◆ **OBJECTIVE**: Make an exact copy of all the entries, with the pictures left out.

◆ **TASK INPUT**:
····················

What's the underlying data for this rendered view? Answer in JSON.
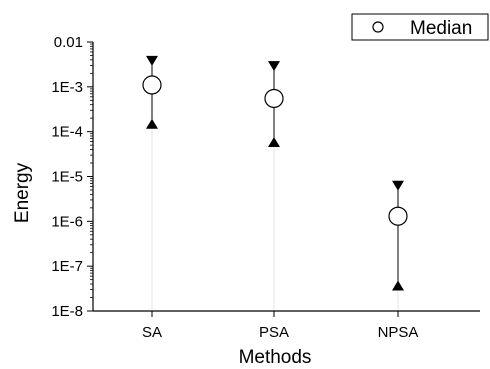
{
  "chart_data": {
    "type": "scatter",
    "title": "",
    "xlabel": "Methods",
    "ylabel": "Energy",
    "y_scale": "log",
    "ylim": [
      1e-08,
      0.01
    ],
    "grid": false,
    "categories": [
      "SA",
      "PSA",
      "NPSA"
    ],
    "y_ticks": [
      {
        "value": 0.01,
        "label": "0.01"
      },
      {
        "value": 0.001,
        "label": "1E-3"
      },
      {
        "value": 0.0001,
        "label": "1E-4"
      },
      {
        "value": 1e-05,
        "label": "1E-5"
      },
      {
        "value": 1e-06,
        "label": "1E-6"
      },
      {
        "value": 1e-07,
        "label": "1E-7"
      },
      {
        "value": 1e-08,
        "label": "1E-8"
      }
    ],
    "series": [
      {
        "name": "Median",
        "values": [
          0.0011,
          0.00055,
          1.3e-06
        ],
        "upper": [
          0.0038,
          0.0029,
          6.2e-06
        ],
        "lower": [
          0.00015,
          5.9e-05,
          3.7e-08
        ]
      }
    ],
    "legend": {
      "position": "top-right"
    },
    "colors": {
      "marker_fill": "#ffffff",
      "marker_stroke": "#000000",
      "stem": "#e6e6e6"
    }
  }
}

····················

◆ **RESULT BELOW**:
What's the underlying data for this rendered view? Answer in JSON.
{
  "chart_data": {
    "type": "scatter",
    "title": "",
    "xlabel": "Methods",
    "ylabel": "Energy",
    "y_scale": "log",
    "ylim": [
      1e-08,
      0.01
    ],
    "grid": false,
    "categories": [
      "SA",
      "PSA",
      "NPSA"
    ],
    "y_ticks": [
      {
        "value": 0.01,
        "label": "0.01"
      },
      {
        "value": 0.001,
        "label": "1E-3"
      },
      {
        "value": 0.0001,
        "label": "1E-4"
      },
      {
        "value": 1e-05,
        "label": "1E-5"
      },
      {
        "value": 1e-06,
        "label": "1E-6"
      },
      {
        "value": 1e-07,
        "label": "1E-7"
      },
      {
        "value": 1e-08,
        "label": "1E-8"
      }
    ],
    "series": [
      {
        "name": "Median",
        "values": [
          0.0011,
          0.00055,
          1.3e-06
        ],
        "upper": [
          0.0038,
          0.0029,
          6.2e-06
        ],
        "lower": [
          0.00015,
          5.9e-05,
          3.7e-08
        ]
      }
    ],
    "legend": {
      "position": "top-right"
    },
    "colors": {
      "marker_fill": "#ffffff",
      "marker_stroke": "#000000",
      "stem": "#e6e6e6"
    }
  }
}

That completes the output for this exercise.